▶ [WRITTEN INSTRUCTION]
Write out the entire listing below exactly as it appears, minus any pictures.

═════ MATERIAL TO PROCESS

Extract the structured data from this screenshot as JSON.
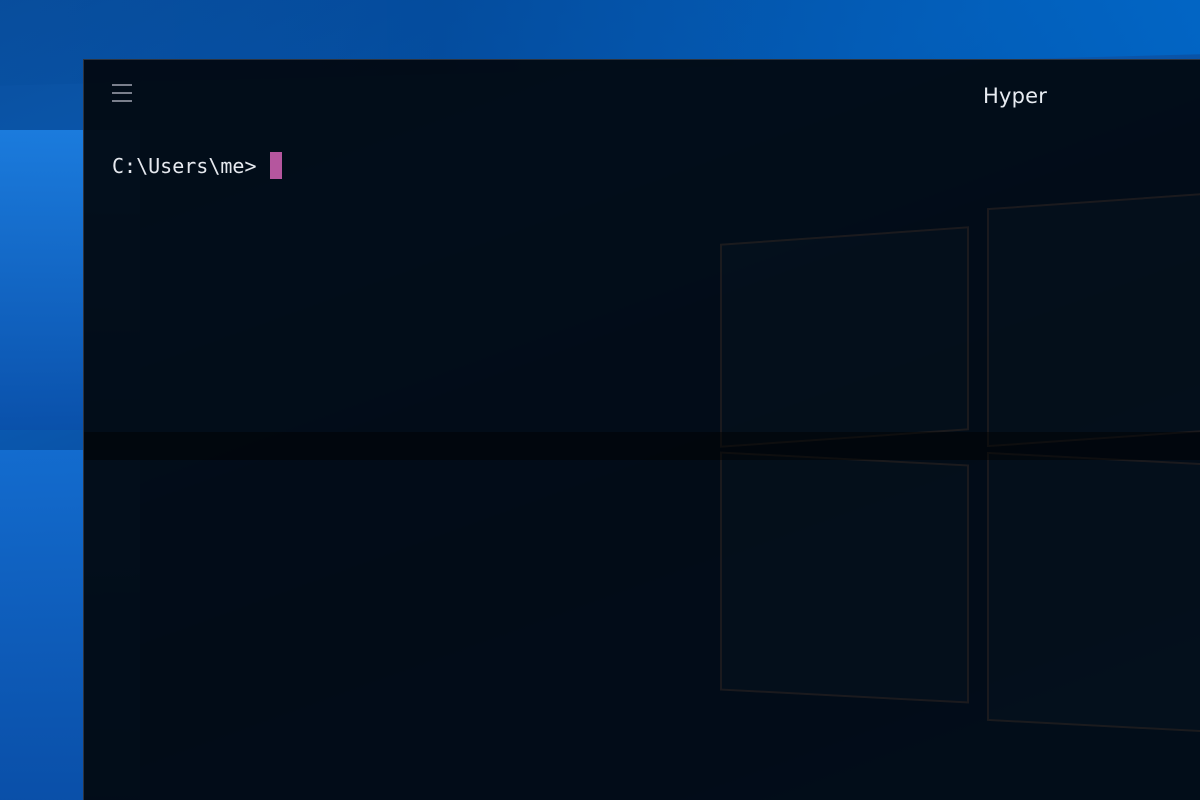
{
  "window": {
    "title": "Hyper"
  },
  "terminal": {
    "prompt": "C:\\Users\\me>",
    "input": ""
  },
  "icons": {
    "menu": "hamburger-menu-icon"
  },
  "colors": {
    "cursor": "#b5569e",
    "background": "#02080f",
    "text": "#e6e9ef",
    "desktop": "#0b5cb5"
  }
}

══════════

▶ [RESULT BELOW]
Extract the structured data from this screenshot as JSON.
{
  "window": {
    "title": "Hyper"
  },
  "terminal": {
    "prompt": "C:\\Users\\me>",
    "input": ""
  },
  "icons": {
    "menu": "hamburger-menu-icon"
  },
  "colors": {
    "cursor": "#b5569e",
    "background": "#02080f",
    "text": "#e6e9ef",
    "desktop": "#0b5cb5"
  }
}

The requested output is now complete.